**Instructions for the task**
Leave the pictures out and print every record below exactly as it stands.

───── Material to process

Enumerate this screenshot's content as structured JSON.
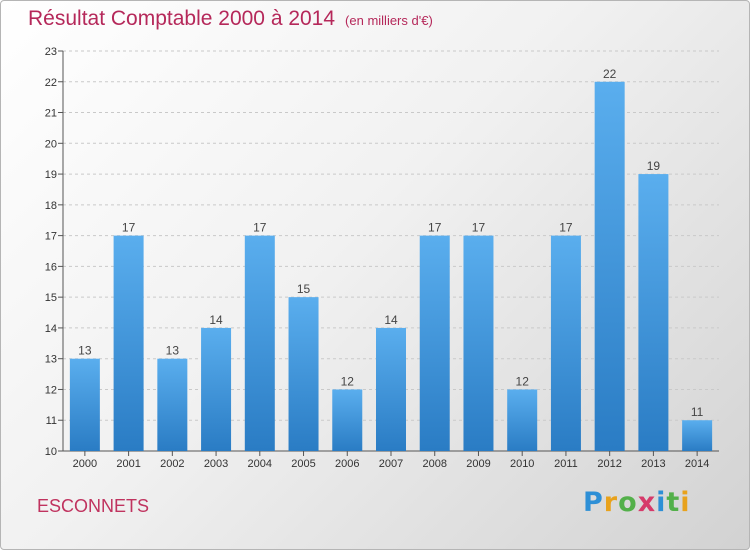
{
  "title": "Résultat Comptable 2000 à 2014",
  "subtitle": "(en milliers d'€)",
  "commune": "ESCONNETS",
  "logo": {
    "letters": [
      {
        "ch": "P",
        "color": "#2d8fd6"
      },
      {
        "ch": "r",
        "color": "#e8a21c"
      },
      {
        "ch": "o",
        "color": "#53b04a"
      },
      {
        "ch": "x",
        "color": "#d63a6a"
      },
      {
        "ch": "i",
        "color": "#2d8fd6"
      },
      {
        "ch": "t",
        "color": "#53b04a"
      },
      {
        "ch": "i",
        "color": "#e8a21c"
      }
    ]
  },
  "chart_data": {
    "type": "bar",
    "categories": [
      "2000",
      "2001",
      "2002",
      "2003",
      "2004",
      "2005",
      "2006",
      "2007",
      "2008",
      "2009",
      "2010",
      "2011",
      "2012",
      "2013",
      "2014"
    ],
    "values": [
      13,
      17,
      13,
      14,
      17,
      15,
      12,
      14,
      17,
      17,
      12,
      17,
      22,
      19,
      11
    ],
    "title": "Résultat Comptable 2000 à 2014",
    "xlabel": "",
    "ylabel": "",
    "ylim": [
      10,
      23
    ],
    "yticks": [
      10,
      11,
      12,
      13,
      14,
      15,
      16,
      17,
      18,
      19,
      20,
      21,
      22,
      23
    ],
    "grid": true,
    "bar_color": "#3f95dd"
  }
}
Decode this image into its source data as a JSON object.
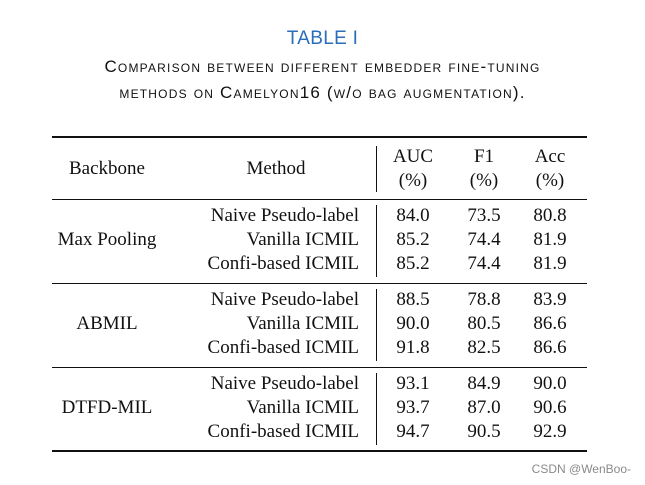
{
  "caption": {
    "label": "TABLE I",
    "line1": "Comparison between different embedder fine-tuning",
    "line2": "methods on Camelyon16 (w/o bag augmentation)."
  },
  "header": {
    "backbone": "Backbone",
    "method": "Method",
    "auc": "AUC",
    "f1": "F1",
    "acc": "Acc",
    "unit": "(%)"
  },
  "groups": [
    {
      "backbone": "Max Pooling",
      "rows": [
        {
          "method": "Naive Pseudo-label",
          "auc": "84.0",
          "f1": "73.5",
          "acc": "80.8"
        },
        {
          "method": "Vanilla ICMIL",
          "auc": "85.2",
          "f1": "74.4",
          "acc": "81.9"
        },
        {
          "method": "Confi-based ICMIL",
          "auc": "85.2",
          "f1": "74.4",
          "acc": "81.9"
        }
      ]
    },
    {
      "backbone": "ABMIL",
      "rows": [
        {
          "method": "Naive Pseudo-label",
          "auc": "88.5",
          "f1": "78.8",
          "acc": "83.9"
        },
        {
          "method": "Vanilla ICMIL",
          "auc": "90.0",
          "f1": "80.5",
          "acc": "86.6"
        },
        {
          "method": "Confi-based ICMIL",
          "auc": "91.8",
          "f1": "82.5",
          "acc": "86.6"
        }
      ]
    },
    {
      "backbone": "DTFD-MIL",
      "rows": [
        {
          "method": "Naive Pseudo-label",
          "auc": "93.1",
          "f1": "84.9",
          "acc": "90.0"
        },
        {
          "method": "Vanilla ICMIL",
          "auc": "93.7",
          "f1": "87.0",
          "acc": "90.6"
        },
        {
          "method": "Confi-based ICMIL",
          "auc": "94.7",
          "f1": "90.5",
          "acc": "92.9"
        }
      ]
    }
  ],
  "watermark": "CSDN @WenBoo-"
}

──────────

**The reply**
Enumerate this screenshot's content as structured JSON.
{
  "title": "Résultat Comptable 2000 à 2014",
  "subtitle": "(en milliers d'€)",
  "commune": "ESCONNETS",
  "logo": {
    "letters": [
      {
        "ch": "P",
        "color": "#2d8fd6"
      },
      {
        "ch": "r",
        "color": "#e8a21c"
      },
      {
        "ch": "o",
        "color": "#53b04a"
      },
      {
        "ch": "x",
        "color": "#d63a6a"
      },
      {
        "ch": "i",
        "color": "#2d8fd6"
      },
      {
        "ch": "t",
        "color": "#53b04a"
      },
      {
        "ch": "i",
        "color": "#e8a21c"
      }
    ]
  },
  "chart_data": {
    "type": "bar",
    "categories": [
      "2000",
      "2001",
      "2002",
      "2003",
      "2004",
      "2005",
      "2006",
      "2007",
      "2008",
      "2009",
      "2010",
      "2011",
      "2012",
      "2013",
      "2014"
    ],
    "values": [
      13,
      17,
      13,
      14,
      17,
      15,
      12,
      14,
      17,
      17,
      12,
      17,
      22,
      19,
      11
    ],
    "title": "Résultat Comptable 2000 à 2014",
    "xlabel": "",
    "ylabel": "",
    "ylim": [
      10,
      23
    ],
    "yticks": [
      10,
      11,
      12,
      13,
      14,
      15,
      16,
      17,
      18,
      19,
      20,
      21,
      22,
      23
    ],
    "grid": true,
    "bar_color": "#3f95dd"
  }
}
Decode this image into its source data as a JSON object.
{
  "caption": {
    "label": "TABLE I",
    "line1": "Comparison between different embedder fine-tuning",
    "line2": "methods on Camelyon16 (w/o bag augmentation)."
  },
  "header": {
    "backbone": "Backbone",
    "method": "Method",
    "auc": "AUC",
    "f1": "F1",
    "acc": "Acc",
    "unit": "(%)"
  },
  "groups": [
    {
      "backbone": "Max Pooling",
      "rows": [
        {
          "method": "Naive Pseudo-label",
          "auc": "84.0",
          "f1": "73.5",
          "acc": "80.8"
        },
        {
          "method": "Vanilla ICMIL",
          "auc": "85.2",
          "f1": "74.4",
          "acc": "81.9"
        },
        {
          "method": "Confi-based ICMIL",
          "auc": "85.2",
          "f1": "74.4",
          "acc": "81.9"
        }
      ]
    },
    {
      "backbone": "ABMIL",
      "rows": [
        {
          "method": "Naive Pseudo-label",
          "auc": "88.5",
          "f1": "78.8",
          "acc": "83.9"
        },
        {
          "method": "Vanilla ICMIL",
          "auc": "90.0",
          "f1": "80.5",
          "acc": "86.6"
        },
        {
          "method": "Confi-based ICMIL",
          "auc": "91.8",
          "f1": "82.5",
          "acc": "86.6"
        }
      ]
    },
    {
      "backbone": "DTFD-MIL",
      "rows": [
        {
          "method": "Naive Pseudo-label",
          "auc": "93.1",
          "f1": "84.9",
          "acc": "90.0"
        },
        {
          "method": "Vanilla ICMIL",
          "auc": "93.7",
          "f1": "87.0",
          "acc": "90.6"
        },
        {
          "method": "Confi-based ICMIL",
          "auc": "94.7",
          "f1": "90.5",
          "acc": "92.9"
        }
      ]
    }
  ],
  "watermark": "CSDN @WenBoo-"
}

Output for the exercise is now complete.